BEGIN Records supplied
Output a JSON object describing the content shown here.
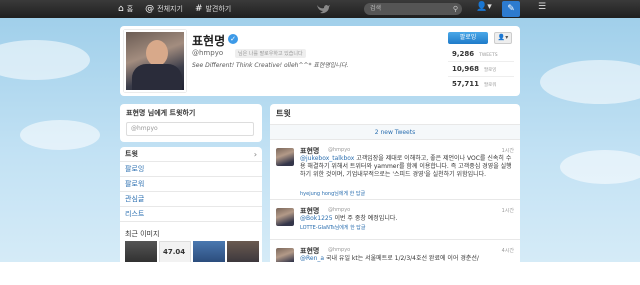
{
  "topbar": {
    "home_label": "홈",
    "connect_label": "전체지기",
    "discover_label": "발견하기",
    "search_placeholder": "검색"
  },
  "profile": {
    "name": "표현명",
    "handle": "@hmpyo",
    "follows_you": "님은 나를 팔로우하고 있습니다",
    "bio": "See Different! Think Creative! olleh^^* 표현명입니다.",
    "follow_label": "팔로잉",
    "stats": [
      {
        "value": "9,286",
        "label": "TWEETS"
      },
      {
        "value": "10,968",
        "label": "팔로잉"
      },
      {
        "value": "57,711",
        "label": "팔로워"
      }
    ]
  },
  "tweet_to": {
    "title": "표현명 님에게 트윗하기",
    "placeholder": "@hmpyo"
  },
  "side_nav": {
    "items": [
      {
        "label": "트윗"
      },
      {
        "label": "팔로잉"
      },
      {
        "label": "팔로워"
      },
      {
        "label": "관심글"
      },
      {
        "label": "리스트"
      }
    ],
    "recent_images_title": "최근 이미지",
    "thumb_text": "47.04"
  },
  "timeline": {
    "title": "트윗",
    "new_tweets": "2 new Tweets",
    "tweets": [
      {
        "name": "표현명",
        "handle": "@hmpyo",
        "time": "1시간",
        "mention": "@jukebox_talkbox",
        "text": " 고객입장을 제대로 이해하고, 좋은 제언이나 VOC를 신속히 수용 해결하기 위해서 트위터와 yammer를 함께 이용합니다. 즉 고객중심 경영을 실행하기 위한 것이며, 기업내부적으로는 '스피드 경영'을 실천하기 위함입니다.",
        "reply": "hyejung hong님에게 한 답글"
      },
      {
        "name": "표현명",
        "handle": "@hmpyo",
        "time": "1시간",
        "mention": "@Bok1225",
        "text": " 이번 주 중창 예정입니다.",
        "reply": "LOTTE-GIaNTs님에게 한 답글"
      },
      {
        "name": "표현명",
        "handle": "@hmpyo",
        "time": "4시간",
        "mention": "@Ren_a",
        "text": " 국내 유일 kt는 서울메트로 1/2/3/4호선 완료에 이어 경춘선/",
        "reply": ""
      }
    ]
  },
  "colors": {
    "accent": "#2b6fb0",
    "topbar": "#2a2a2a",
    "follow_button": "#1f7bc9",
    "sky": "#9ccde9"
  }
}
END Records supplied
- What to produce:
Copy each line holding the word "mention" from the listing above.

- Task output:
        "mention": "@jukebox_talkbox",
        "mention": "@Bok1225",
        "mention": "@Ren_a",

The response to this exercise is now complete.